**Instructions to follow**
Omit all images. Write out the rest of the material exactly.

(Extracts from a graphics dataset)
----
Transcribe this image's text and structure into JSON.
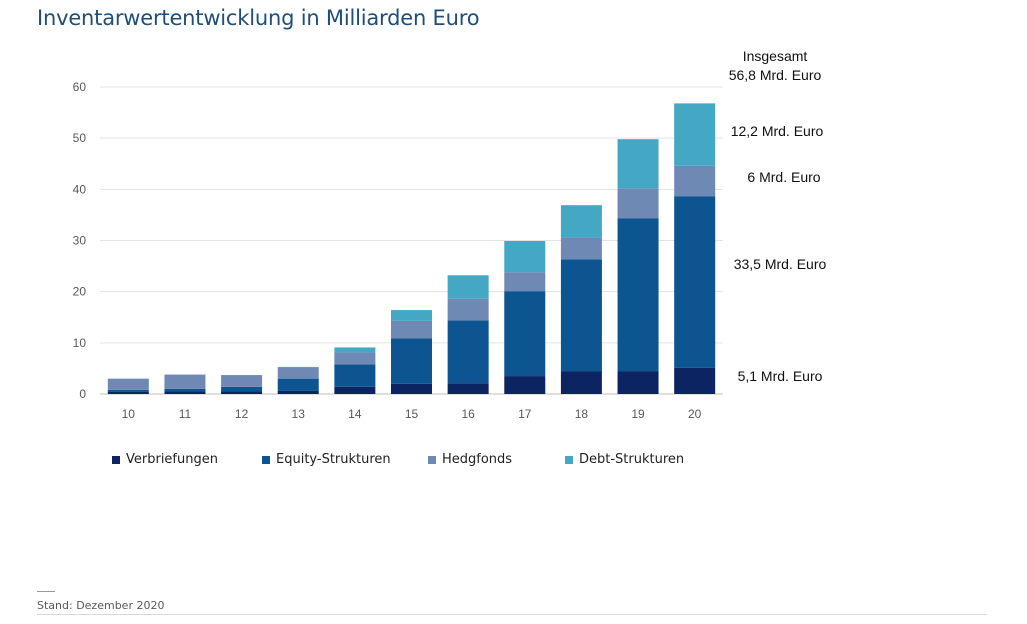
{
  "title": "Inventarwertentwicklung in Milliarden Euro",
  "footer": "Stand: Dezember 2020",
  "colors": {
    "Verbriefungen": "#0c2461",
    "Equity-Strukturen": "#0c5591",
    "Hedgfonds": "#6f89b5",
    "Debt-Strukturen": "#44a7c4"
  },
  "annotations": {
    "total_label": "Insgesamt",
    "total_value": "56,8 Mrd. Euro",
    "debt": "12,2 Mrd. Euro",
    "hedge": "6 Mrd. Euro",
    "equity": "33,5 Mrd. Euro",
    "verbriefungen": "5,1 Mrd. Euro"
  },
  "chart_data": {
    "type": "bar",
    "stacked": true,
    "title": "Inventarwertentwicklung in Milliarden Euro",
    "xlabel": "",
    "ylabel": "",
    "ylim": [
      0,
      60
    ],
    "yticks": [
      0,
      10,
      20,
      30,
      40,
      50,
      60
    ],
    "grid": true,
    "legend_position": "bottom",
    "categories": [
      "10",
      "11",
      "12",
      "13",
      "14",
      "15",
      "16",
      "17",
      "18",
      "19",
      "20"
    ],
    "series": [
      {
        "name": "Verbriefungen",
        "values": [
          0.4,
          0.5,
          0.5,
          0.6,
          1.4,
          2.0,
          2.1,
          3.5,
          4.4,
          4.4,
          5.1
        ]
      },
      {
        "name": "Equity-Strukturen",
        "values": [
          0.4,
          0.5,
          0.9,
          2.4,
          4.4,
          8.9,
          12.3,
          16.6,
          21.9,
          29.9,
          33.5
        ]
      },
      {
        "name": "Hedgfonds",
        "values": [
          2.2,
          2.8,
          2.3,
          2.2,
          2.3,
          3.4,
          4.2,
          3.7,
          4.2,
          5.9,
          6.0
        ]
      },
      {
        "name": "Debt-Strukturen",
        "values": [
          0.0,
          0.0,
          0.0,
          0.1,
          1.0,
          2.1,
          4.6,
          6.1,
          6.4,
          9.6,
          12.2
        ]
      }
    ]
  }
}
----
**Answer to this problem**
Transcribe this image's text and structure into JSON.
{
  "title": "Inventarwertentwicklung in Milliarden Euro",
  "footer": "Stand: Dezember 2020",
  "colors": {
    "Verbriefungen": "#0c2461",
    "Equity-Strukturen": "#0c5591",
    "Hedgfonds": "#6f89b5",
    "Debt-Strukturen": "#44a7c4"
  },
  "annotations": {
    "total_label": "Insgesamt",
    "total_value": "56,8 Mrd. Euro",
    "debt": "12,2 Mrd. Euro",
    "hedge": "6 Mrd. Euro",
    "equity": "33,5 Mrd. Euro",
    "verbriefungen": "5,1 Mrd. Euro"
  },
  "chart_data": {
    "type": "bar",
    "stacked": true,
    "title": "Inventarwertentwicklung in Milliarden Euro",
    "xlabel": "",
    "ylabel": "",
    "ylim": [
      0,
      60
    ],
    "yticks": [
      0,
      10,
      20,
      30,
      40,
      50,
      60
    ],
    "grid": true,
    "legend_position": "bottom",
    "categories": [
      "10",
      "11",
      "12",
      "13",
      "14",
      "15",
      "16",
      "17",
      "18",
      "19",
      "20"
    ],
    "series": [
      {
        "name": "Verbriefungen",
        "values": [
          0.4,
          0.5,
          0.5,
          0.6,
          1.4,
          2.0,
          2.1,
          3.5,
          4.4,
          4.4,
          5.1
        ]
      },
      {
        "name": "Equity-Strukturen",
        "values": [
          0.4,
          0.5,
          0.9,
          2.4,
          4.4,
          8.9,
          12.3,
          16.6,
          21.9,
          29.9,
          33.5
        ]
      },
      {
        "name": "Hedgfonds",
        "values": [
          2.2,
          2.8,
          2.3,
          2.2,
          2.3,
          3.4,
          4.2,
          3.7,
          4.2,
          5.9,
          6.0
        ]
      },
      {
        "name": "Debt-Strukturen",
        "values": [
          0.0,
          0.0,
          0.0,
          0.1,
          1.0,
          2.1,
          4.6,
          6.1,
          6.4,
          9.6,
          12.2
        ]
      }
    ]
  }
}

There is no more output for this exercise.